Problem details: Copy every line of the following data that includes the string "structured".

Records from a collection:
--------------------------------
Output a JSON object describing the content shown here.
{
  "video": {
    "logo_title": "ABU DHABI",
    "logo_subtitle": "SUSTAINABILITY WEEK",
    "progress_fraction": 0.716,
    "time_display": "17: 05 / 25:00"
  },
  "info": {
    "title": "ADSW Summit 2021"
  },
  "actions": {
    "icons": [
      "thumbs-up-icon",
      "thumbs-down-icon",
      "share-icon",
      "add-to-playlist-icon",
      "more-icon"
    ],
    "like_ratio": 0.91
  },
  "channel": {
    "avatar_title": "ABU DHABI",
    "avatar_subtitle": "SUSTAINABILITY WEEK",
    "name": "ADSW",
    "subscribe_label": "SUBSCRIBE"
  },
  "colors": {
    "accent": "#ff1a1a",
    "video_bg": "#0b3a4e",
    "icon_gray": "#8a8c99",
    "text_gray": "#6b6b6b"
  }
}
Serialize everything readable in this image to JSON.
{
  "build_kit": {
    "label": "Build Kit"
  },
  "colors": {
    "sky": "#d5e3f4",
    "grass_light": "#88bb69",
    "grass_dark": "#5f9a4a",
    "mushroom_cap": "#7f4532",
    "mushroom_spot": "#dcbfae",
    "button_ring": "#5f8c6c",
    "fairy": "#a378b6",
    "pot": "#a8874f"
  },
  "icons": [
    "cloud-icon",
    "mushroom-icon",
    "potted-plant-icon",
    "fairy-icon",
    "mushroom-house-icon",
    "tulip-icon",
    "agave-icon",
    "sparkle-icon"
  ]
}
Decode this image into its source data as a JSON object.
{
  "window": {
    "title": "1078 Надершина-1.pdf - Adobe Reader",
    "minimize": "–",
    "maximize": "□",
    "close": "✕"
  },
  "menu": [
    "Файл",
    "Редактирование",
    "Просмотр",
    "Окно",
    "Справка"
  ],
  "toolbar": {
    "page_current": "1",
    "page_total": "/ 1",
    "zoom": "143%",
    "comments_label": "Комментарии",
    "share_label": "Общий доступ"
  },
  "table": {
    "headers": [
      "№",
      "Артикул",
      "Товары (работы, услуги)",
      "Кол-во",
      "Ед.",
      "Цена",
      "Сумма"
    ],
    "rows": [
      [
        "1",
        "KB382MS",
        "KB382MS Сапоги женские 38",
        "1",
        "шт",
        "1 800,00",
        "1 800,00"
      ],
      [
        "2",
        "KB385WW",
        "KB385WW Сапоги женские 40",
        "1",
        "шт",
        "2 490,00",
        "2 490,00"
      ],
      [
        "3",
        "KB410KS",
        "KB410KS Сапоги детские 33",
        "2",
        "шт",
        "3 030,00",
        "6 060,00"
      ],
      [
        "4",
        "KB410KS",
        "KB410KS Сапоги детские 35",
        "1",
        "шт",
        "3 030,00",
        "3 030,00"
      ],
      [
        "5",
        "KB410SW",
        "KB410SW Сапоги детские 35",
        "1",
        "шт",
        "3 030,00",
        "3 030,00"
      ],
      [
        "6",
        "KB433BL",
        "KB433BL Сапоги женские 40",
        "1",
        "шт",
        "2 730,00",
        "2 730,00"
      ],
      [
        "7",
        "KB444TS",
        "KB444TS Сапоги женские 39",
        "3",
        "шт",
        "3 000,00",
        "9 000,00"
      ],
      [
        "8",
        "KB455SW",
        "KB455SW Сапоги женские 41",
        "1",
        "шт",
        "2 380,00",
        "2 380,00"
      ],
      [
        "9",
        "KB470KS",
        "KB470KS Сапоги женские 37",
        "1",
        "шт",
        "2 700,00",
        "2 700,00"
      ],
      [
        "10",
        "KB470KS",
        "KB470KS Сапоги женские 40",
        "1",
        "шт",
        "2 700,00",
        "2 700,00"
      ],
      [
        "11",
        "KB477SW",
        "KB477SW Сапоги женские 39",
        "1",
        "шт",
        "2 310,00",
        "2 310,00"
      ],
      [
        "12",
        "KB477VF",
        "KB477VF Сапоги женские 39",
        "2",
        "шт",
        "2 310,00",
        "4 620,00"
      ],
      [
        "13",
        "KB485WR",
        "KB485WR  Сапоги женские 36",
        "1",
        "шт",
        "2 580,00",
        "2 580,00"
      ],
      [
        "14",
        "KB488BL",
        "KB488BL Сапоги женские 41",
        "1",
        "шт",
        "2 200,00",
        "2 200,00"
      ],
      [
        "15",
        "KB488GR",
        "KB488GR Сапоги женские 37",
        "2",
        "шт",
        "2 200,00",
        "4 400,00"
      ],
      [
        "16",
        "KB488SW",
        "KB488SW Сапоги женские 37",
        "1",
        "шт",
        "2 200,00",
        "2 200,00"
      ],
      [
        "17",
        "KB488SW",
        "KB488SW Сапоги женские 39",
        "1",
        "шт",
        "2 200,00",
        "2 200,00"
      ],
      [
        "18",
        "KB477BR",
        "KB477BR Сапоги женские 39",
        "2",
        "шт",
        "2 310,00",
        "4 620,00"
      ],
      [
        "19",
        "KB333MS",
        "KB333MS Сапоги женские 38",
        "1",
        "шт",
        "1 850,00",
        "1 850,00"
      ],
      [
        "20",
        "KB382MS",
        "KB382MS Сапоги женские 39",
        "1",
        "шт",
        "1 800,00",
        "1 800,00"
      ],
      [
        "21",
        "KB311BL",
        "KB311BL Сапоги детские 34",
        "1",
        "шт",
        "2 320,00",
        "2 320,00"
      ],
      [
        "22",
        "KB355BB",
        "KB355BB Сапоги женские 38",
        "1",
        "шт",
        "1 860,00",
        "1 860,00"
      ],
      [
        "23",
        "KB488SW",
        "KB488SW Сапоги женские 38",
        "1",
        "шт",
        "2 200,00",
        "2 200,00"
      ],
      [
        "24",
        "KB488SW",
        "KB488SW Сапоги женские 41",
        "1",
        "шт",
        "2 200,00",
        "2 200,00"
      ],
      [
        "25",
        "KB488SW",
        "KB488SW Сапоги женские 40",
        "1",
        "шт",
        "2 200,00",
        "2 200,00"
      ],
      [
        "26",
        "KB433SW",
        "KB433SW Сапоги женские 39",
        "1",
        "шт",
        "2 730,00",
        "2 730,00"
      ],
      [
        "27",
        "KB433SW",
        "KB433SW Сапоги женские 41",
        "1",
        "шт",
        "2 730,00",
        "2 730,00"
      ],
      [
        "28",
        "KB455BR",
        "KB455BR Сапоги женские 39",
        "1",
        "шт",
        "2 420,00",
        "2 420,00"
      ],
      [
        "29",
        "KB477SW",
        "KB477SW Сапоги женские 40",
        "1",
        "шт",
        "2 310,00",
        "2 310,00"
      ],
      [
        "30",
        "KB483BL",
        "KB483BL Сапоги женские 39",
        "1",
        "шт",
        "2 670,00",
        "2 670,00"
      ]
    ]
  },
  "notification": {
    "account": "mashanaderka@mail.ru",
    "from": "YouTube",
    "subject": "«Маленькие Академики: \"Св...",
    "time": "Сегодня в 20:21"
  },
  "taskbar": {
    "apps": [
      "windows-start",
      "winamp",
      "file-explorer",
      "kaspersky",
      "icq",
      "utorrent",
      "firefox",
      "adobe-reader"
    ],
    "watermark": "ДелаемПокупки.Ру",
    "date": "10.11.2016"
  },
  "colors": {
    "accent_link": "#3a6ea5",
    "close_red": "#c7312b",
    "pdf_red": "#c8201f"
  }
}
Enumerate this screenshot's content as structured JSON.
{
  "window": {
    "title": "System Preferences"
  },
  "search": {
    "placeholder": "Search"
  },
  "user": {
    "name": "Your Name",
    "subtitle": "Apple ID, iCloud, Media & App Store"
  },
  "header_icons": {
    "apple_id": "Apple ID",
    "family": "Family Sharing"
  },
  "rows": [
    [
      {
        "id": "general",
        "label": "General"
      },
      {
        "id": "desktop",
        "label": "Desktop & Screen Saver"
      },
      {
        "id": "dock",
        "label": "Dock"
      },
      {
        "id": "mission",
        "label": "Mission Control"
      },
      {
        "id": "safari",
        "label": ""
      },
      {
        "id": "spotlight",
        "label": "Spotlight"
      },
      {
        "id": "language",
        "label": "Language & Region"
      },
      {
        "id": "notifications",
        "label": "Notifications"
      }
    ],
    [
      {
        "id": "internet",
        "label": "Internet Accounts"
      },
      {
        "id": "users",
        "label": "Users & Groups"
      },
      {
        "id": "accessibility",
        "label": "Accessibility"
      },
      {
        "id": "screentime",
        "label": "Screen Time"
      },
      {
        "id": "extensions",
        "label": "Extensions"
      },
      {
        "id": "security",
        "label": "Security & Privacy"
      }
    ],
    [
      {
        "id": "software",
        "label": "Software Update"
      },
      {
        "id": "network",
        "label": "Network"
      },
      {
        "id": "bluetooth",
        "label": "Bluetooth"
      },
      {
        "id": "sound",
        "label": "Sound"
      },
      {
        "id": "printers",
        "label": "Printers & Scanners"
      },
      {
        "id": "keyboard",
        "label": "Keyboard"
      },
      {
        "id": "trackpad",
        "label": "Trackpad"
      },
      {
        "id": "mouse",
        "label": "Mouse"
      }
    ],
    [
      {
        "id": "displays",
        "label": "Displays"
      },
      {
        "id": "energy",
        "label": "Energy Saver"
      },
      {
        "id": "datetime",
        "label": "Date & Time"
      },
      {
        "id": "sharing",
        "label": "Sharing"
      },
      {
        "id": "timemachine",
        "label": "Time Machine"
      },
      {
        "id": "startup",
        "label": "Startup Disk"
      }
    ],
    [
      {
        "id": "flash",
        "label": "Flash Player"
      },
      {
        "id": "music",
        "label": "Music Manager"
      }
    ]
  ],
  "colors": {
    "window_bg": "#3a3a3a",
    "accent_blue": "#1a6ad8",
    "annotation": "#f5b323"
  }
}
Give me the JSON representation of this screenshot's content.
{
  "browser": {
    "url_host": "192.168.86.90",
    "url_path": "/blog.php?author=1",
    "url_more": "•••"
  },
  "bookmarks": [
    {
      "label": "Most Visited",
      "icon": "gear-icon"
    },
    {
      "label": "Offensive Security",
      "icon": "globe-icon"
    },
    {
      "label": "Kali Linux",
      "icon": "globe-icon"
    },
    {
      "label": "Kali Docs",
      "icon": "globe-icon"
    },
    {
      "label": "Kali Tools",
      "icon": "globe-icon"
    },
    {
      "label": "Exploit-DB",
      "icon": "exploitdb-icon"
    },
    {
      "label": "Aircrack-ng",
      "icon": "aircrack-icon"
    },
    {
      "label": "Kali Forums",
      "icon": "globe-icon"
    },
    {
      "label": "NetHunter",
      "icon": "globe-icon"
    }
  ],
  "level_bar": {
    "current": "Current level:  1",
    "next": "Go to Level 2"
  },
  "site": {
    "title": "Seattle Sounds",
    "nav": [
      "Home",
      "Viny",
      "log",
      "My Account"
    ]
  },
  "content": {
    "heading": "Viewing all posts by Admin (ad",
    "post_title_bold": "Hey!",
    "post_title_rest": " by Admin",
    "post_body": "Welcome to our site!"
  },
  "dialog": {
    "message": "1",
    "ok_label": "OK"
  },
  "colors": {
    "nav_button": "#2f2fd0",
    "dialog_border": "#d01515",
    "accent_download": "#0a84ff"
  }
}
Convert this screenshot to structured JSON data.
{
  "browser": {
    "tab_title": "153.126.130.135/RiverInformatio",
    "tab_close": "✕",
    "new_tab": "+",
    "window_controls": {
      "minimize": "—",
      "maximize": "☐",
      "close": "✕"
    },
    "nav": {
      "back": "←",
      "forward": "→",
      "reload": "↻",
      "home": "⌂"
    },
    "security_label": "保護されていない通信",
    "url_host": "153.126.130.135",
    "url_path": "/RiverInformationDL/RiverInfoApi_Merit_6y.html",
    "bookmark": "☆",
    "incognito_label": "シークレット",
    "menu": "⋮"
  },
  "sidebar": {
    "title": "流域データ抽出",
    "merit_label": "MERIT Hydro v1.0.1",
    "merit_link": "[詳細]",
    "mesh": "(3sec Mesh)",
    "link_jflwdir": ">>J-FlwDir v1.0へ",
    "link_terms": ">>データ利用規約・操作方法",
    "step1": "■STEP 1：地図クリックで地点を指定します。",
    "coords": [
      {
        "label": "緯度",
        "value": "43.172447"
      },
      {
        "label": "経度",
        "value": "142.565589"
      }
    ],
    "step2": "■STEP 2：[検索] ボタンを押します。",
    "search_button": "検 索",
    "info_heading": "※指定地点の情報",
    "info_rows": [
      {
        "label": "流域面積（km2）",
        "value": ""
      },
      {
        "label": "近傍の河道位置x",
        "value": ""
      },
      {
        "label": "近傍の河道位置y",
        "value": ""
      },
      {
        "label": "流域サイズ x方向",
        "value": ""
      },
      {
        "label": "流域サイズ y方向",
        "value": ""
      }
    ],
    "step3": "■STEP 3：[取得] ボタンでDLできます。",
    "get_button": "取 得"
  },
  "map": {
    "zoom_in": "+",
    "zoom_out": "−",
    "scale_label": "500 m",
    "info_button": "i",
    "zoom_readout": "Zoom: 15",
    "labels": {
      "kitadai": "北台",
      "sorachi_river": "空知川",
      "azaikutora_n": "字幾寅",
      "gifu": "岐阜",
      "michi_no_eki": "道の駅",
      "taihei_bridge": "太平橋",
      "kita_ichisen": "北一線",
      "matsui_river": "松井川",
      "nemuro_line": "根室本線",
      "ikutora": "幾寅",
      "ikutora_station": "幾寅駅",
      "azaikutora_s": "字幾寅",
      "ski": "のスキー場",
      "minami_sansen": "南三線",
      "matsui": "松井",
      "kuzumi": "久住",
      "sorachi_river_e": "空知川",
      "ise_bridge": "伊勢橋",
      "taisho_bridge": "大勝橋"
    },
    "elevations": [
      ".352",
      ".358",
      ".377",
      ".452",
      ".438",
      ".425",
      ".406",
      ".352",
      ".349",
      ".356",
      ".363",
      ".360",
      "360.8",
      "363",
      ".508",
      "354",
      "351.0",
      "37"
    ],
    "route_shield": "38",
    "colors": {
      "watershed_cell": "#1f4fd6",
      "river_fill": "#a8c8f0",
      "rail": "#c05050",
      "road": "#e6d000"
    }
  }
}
--------------------------------
Reply to the exercise:
Enumerate this screenshot's content as structured JSON.
Convert this screenshot to structured JSON data.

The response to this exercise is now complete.